• _WHAT IS NEEDED_:
Copy out each line containing "this" from the entries below.

## BEGIN GIVEN ENTRIES

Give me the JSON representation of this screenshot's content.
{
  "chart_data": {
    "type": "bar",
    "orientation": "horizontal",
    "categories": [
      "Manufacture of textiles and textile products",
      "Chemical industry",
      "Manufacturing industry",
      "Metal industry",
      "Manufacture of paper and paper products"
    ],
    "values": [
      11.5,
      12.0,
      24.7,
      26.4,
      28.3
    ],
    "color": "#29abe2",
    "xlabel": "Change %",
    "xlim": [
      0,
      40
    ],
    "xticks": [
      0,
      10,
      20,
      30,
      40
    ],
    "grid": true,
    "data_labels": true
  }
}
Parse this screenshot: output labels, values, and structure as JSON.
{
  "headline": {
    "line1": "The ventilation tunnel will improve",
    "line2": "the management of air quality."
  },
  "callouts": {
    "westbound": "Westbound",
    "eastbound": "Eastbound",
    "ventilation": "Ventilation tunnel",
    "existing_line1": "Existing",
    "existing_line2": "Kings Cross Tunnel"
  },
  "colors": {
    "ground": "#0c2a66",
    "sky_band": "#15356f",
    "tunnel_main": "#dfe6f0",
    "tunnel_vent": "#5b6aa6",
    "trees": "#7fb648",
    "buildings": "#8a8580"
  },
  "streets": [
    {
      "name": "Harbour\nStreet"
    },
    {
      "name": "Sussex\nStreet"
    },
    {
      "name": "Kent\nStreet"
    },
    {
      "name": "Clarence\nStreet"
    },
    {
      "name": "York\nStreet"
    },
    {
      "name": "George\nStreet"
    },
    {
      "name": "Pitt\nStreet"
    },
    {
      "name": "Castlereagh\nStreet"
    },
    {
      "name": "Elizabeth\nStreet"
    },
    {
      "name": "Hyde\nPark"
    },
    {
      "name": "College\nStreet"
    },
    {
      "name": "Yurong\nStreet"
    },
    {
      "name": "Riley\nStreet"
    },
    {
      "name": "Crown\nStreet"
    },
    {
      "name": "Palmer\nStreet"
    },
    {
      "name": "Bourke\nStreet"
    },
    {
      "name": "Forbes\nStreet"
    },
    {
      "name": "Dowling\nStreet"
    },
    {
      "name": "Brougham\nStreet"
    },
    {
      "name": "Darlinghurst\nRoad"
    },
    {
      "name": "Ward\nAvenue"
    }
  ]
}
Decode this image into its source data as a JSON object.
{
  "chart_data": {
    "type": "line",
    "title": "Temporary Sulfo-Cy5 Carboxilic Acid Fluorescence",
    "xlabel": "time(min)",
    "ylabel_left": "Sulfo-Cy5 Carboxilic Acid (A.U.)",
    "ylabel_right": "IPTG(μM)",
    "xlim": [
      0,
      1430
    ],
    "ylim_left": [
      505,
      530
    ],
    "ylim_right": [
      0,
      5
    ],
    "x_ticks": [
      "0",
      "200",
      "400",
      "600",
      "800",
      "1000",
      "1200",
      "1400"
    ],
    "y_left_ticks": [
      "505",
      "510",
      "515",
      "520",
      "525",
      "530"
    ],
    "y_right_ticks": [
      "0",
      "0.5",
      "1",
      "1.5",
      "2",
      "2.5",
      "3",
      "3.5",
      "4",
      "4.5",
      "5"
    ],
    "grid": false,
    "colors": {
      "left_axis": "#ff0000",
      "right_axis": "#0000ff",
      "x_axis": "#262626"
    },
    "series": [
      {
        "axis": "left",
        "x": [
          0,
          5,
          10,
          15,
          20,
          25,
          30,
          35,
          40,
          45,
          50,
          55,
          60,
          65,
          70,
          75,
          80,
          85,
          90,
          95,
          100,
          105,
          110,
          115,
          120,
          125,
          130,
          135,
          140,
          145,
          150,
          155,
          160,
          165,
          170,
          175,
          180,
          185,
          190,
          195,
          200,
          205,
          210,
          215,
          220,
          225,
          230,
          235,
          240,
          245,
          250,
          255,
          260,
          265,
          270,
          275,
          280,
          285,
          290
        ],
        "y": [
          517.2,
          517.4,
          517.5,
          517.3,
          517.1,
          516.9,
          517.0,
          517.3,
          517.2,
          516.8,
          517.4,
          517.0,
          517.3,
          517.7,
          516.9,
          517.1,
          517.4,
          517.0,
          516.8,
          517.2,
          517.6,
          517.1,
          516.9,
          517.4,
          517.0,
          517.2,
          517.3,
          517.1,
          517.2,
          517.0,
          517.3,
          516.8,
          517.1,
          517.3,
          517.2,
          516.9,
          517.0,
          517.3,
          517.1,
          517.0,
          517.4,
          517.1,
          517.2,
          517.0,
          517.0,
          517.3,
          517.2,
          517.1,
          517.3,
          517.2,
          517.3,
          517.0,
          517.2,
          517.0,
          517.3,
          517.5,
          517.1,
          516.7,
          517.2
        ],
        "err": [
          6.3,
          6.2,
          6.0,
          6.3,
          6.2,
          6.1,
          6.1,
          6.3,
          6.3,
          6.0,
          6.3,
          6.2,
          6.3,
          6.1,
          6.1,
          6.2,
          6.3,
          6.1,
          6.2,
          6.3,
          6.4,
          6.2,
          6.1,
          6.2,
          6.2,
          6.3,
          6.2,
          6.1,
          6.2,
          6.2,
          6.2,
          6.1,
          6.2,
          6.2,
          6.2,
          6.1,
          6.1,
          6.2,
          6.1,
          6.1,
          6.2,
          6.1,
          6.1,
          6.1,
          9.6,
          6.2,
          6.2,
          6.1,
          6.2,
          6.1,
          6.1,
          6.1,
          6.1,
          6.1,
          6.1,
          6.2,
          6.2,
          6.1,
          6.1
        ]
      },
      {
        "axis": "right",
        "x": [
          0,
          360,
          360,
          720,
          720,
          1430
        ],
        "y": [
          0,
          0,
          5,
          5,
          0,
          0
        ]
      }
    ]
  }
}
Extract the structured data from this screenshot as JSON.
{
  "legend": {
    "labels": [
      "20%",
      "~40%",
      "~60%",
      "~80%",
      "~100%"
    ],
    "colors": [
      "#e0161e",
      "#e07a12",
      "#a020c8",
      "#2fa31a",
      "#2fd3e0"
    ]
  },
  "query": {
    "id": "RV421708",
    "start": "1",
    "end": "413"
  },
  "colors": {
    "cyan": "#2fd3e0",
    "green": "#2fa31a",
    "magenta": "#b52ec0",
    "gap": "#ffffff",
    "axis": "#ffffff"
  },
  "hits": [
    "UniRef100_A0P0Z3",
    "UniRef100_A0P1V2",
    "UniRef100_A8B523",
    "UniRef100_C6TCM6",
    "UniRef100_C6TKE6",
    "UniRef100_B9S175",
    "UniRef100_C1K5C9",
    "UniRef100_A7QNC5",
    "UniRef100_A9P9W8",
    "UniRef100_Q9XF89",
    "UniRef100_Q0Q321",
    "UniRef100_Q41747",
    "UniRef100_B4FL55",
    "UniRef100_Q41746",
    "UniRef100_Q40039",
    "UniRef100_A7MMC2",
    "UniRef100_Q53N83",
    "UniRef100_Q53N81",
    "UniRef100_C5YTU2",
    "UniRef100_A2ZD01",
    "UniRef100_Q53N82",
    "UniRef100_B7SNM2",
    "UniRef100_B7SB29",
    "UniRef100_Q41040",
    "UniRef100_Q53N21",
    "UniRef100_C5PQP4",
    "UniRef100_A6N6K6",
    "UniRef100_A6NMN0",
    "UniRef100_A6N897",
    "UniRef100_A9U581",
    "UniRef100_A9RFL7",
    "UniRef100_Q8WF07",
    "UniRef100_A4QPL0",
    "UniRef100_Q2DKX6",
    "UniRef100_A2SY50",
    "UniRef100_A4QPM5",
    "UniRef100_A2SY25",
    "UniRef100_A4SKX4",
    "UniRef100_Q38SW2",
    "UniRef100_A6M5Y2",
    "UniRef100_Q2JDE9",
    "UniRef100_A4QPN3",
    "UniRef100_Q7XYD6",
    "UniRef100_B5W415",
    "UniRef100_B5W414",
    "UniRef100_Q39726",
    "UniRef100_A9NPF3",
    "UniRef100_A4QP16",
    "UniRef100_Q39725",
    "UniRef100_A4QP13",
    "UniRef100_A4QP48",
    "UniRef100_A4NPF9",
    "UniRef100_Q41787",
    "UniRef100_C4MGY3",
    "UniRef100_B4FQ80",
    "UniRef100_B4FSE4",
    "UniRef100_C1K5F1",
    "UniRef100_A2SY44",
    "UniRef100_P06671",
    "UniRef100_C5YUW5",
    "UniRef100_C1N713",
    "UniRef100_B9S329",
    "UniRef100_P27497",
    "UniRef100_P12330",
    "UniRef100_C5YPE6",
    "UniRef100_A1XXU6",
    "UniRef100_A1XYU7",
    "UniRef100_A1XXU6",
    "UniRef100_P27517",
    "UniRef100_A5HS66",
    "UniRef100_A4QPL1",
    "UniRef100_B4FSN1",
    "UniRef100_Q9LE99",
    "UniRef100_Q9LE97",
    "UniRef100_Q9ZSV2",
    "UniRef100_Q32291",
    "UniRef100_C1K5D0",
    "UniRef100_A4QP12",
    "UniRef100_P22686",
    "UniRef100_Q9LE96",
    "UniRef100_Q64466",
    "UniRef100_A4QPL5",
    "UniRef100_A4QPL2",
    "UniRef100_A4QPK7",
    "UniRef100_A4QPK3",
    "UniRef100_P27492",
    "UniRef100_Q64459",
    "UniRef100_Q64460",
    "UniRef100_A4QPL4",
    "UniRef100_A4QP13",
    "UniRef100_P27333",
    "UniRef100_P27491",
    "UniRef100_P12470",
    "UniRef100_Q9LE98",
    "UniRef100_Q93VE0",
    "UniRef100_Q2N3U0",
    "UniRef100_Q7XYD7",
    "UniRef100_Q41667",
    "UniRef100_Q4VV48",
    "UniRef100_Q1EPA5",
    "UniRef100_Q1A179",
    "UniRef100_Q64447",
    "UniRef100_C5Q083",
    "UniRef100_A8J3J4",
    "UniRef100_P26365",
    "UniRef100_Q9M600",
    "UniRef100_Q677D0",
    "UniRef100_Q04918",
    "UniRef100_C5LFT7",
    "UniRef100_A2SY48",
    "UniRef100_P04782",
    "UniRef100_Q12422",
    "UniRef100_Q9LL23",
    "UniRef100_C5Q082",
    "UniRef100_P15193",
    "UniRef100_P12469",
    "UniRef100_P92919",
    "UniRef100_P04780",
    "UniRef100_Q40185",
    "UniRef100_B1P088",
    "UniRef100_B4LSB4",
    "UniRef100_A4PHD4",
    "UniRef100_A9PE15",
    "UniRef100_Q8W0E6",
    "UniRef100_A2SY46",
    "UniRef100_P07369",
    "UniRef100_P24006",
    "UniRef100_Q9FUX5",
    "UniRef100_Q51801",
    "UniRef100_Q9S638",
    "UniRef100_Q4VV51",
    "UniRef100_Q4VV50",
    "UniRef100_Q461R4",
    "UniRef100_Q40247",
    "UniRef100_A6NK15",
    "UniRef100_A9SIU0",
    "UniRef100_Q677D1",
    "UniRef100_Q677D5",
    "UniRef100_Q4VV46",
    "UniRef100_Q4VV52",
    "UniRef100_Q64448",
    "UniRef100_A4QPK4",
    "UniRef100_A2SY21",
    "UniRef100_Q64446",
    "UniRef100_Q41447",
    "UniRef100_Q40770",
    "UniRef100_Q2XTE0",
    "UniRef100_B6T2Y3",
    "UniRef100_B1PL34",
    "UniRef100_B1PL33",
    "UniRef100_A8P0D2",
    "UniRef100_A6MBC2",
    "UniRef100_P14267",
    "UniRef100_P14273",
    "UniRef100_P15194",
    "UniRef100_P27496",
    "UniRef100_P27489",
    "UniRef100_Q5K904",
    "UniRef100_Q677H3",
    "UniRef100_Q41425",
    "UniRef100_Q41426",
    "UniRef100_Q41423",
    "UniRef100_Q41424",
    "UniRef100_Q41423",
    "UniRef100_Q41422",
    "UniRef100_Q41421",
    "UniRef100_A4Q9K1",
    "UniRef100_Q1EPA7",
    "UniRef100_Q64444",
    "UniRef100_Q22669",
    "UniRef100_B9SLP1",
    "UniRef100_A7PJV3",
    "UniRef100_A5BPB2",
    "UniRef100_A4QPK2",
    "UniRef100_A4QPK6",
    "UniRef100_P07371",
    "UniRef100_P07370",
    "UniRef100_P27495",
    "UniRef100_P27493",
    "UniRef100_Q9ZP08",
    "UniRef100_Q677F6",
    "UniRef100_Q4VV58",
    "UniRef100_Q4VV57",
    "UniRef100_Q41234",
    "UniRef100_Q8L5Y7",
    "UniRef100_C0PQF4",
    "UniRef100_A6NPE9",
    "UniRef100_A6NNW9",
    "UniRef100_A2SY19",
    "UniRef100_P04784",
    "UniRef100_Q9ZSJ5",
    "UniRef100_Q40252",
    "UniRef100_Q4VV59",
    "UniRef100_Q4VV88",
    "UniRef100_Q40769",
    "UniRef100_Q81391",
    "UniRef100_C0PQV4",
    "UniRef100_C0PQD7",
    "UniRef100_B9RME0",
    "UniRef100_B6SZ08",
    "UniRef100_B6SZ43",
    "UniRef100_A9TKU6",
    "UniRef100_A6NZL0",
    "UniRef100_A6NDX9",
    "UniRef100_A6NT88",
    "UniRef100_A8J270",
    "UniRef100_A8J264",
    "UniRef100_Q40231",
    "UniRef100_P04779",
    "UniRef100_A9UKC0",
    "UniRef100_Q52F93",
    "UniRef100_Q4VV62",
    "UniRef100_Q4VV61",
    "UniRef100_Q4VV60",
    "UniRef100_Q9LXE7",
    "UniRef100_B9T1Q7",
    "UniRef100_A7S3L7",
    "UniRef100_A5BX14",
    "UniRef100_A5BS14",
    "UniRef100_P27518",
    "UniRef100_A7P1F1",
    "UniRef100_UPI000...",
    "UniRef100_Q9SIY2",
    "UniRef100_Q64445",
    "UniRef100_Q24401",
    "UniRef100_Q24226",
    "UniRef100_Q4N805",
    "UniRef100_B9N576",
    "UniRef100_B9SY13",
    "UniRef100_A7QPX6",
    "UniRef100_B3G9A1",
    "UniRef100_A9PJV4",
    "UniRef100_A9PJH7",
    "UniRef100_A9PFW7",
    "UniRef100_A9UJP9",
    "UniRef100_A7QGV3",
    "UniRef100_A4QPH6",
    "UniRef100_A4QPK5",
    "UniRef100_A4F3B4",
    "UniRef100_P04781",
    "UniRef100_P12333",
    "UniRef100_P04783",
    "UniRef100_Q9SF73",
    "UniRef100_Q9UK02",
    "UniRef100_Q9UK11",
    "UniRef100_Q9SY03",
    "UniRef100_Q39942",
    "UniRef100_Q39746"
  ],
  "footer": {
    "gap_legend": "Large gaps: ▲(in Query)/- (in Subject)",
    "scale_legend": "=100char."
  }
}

## END GIVEN ENTRIES

• _RESULT_:
Give me the JSON representation of this screenshot's content.
Parse this screenshot: output labels, values, and structure as JSON.
Decode this image into its source data as a JSON object.
Extract the structured data from this screenshot as JSON.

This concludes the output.